TASK TO CARRY OUT: Whenever a line contains the string "What", copy it out of the entries.

* * * * * * * * *

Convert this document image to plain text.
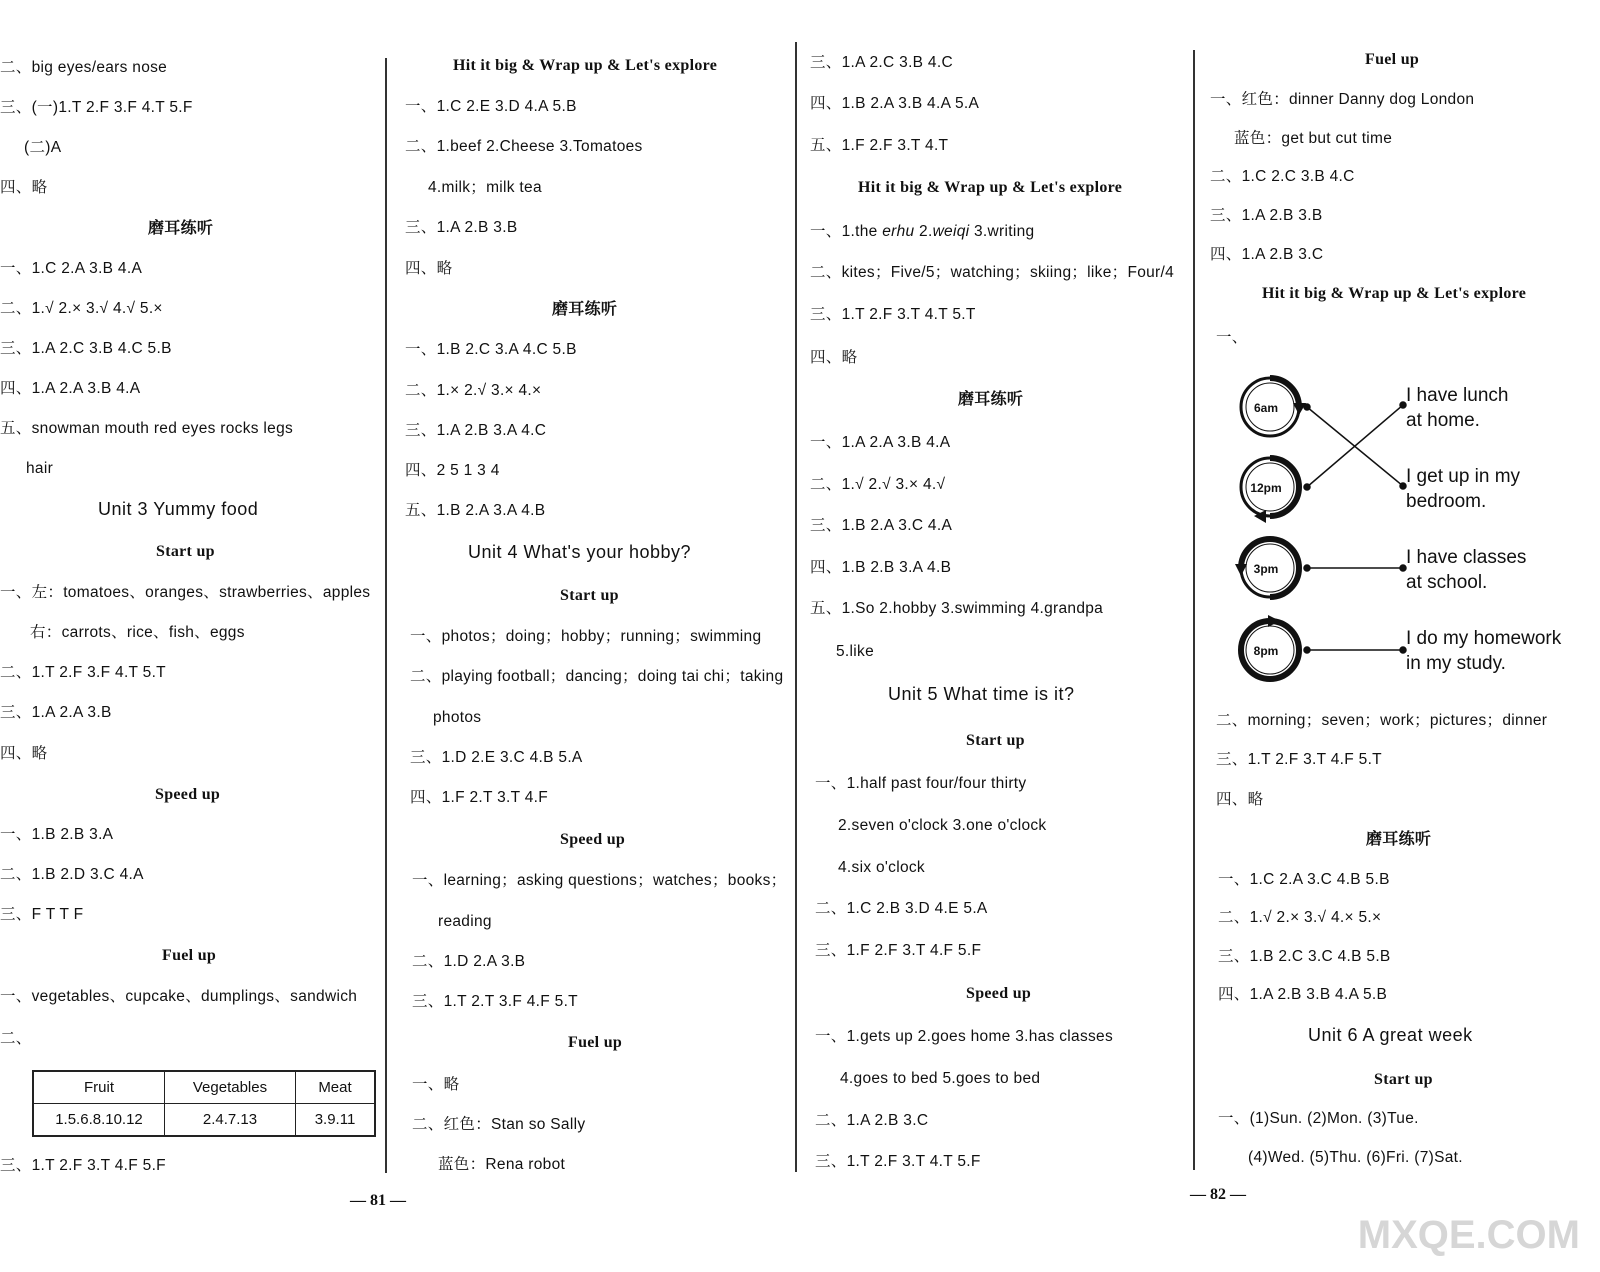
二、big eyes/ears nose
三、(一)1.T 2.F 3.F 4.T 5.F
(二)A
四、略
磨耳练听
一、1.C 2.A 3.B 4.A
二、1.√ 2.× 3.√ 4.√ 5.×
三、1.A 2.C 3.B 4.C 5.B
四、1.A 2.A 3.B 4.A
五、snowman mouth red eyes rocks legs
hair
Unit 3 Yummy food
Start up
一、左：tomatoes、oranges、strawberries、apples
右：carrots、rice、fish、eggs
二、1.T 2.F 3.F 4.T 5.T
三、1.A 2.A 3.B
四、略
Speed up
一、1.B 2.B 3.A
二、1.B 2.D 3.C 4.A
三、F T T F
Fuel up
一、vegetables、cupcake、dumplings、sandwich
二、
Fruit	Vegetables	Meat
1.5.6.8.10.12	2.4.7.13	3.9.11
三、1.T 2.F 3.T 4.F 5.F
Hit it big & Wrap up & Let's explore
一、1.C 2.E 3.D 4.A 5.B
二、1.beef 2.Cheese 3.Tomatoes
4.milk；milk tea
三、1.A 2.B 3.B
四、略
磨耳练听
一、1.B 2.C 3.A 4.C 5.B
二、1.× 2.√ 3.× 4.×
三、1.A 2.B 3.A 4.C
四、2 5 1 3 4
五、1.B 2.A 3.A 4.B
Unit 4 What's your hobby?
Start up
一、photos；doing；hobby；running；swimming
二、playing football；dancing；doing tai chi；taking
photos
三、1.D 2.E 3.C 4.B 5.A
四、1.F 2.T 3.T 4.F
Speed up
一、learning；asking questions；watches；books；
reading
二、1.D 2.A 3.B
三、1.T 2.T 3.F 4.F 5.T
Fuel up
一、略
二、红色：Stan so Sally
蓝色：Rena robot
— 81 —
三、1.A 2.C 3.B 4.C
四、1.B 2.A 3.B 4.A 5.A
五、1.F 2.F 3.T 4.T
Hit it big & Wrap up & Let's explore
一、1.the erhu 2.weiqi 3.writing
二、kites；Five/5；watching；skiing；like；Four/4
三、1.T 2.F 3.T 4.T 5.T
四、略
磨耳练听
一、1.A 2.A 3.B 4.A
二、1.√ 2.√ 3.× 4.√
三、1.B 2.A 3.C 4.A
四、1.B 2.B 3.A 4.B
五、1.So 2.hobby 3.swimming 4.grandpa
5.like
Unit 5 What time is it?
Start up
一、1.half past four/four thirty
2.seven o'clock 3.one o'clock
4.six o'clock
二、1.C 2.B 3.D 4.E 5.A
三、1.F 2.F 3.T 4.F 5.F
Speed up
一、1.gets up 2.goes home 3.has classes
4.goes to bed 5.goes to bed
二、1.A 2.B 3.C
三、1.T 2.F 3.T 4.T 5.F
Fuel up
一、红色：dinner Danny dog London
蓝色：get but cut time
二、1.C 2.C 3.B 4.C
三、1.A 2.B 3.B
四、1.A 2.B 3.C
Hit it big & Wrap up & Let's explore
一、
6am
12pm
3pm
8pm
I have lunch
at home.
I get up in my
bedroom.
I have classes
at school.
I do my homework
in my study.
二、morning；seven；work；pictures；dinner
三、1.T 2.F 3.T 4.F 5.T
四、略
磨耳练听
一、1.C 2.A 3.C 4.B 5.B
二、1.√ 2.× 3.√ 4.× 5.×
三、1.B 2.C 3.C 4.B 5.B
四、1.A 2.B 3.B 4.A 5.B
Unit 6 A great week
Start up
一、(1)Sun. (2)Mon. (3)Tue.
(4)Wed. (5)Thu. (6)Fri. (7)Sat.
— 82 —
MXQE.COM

* * * * * * * * *

REPLY:
Unit 4 What's your hobby?
Unit 5 What time is it?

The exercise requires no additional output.